→ **STORED RECORDS**
++++++++++
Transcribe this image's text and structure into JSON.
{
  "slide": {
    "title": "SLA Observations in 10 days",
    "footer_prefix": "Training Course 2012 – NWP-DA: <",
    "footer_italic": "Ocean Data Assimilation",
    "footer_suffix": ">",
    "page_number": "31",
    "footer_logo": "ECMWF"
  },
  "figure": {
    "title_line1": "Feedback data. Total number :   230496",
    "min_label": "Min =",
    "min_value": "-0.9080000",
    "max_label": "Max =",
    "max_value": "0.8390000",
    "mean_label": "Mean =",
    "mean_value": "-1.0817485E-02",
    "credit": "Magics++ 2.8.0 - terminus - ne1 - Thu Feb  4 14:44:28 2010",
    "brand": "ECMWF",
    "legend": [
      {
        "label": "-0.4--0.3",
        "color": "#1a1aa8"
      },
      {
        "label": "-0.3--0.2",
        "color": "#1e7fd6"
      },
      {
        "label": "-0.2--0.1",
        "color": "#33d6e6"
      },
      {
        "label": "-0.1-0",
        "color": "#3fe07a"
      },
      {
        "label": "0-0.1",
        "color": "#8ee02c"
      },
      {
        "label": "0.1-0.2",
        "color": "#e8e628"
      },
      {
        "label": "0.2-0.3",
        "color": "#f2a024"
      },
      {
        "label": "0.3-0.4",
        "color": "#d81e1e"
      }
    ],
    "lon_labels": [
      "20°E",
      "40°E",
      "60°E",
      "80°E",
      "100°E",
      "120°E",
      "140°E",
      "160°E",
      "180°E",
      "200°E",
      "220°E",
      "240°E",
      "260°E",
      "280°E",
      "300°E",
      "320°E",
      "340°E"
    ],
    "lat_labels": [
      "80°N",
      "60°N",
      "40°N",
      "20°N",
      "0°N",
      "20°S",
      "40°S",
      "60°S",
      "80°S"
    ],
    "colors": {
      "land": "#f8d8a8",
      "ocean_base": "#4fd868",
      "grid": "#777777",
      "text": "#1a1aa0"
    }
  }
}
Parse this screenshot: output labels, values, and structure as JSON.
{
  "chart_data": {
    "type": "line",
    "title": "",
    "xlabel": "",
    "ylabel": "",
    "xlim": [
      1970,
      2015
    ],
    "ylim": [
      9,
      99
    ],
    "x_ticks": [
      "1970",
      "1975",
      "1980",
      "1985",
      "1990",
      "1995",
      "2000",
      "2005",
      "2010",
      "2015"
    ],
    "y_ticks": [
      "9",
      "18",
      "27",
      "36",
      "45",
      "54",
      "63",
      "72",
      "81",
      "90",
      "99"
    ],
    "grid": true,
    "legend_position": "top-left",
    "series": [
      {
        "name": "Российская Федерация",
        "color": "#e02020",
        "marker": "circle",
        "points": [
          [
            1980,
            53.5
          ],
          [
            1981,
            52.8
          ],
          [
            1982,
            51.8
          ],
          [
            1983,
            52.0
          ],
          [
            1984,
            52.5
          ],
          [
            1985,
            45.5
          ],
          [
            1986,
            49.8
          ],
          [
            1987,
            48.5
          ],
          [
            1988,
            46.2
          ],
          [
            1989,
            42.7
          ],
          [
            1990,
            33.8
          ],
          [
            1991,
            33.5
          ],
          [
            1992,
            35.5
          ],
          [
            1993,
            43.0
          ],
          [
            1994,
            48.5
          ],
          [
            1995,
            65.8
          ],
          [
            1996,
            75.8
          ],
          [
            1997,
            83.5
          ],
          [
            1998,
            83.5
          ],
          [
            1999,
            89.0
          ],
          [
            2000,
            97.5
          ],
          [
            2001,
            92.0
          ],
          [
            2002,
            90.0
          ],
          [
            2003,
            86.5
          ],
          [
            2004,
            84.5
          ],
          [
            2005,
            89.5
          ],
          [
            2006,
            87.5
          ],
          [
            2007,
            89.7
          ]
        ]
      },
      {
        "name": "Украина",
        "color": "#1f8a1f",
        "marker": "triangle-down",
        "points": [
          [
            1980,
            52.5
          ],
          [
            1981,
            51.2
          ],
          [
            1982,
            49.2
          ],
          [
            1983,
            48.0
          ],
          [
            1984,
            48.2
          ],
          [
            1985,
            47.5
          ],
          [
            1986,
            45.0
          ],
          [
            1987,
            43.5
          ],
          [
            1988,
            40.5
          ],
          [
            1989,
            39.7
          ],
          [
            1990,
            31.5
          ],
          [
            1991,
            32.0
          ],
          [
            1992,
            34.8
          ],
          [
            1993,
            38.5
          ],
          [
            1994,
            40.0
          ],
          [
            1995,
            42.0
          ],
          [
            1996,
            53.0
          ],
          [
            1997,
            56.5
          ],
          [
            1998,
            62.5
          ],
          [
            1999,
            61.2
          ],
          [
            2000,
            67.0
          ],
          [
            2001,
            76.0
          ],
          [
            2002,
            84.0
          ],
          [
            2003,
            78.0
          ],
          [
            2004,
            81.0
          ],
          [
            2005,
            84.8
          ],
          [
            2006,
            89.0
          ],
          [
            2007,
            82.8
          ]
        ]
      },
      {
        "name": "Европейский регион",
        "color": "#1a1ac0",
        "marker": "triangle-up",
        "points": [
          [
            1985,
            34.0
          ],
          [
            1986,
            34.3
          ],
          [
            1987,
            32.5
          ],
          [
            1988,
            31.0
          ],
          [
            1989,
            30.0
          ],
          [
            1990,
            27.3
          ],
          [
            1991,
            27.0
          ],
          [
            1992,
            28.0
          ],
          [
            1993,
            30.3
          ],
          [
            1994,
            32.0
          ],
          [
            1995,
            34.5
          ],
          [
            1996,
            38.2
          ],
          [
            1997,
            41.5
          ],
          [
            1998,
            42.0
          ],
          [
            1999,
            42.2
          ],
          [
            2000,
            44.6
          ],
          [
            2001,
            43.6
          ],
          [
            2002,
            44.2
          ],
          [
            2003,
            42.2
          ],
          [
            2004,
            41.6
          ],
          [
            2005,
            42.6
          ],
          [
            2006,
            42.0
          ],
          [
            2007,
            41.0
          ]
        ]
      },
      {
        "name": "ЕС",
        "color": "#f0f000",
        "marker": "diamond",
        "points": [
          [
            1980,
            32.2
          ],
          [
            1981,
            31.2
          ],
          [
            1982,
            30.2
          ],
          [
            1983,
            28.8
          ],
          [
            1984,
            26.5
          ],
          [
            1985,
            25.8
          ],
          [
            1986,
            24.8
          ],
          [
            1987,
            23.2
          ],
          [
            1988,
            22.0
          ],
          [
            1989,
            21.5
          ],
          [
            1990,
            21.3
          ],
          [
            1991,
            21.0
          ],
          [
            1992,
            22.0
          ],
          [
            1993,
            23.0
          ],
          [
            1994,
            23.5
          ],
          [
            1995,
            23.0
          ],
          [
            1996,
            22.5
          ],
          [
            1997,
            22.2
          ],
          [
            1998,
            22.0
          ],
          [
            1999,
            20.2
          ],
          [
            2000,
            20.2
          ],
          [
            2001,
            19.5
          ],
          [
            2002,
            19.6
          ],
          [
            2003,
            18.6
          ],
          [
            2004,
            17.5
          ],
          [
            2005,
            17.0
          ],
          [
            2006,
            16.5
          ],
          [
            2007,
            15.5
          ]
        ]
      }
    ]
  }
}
++++++++++
→ **PROBLEM DESCRIPTION**
Reproduce every line from the entries that holds the word "marker".

→ **ANSWER TO THIS PROBLEM**
        "marker": "circle",
        "marker": "triangle-down",
        "marker": "triangle-up",
        "marker": "diamond",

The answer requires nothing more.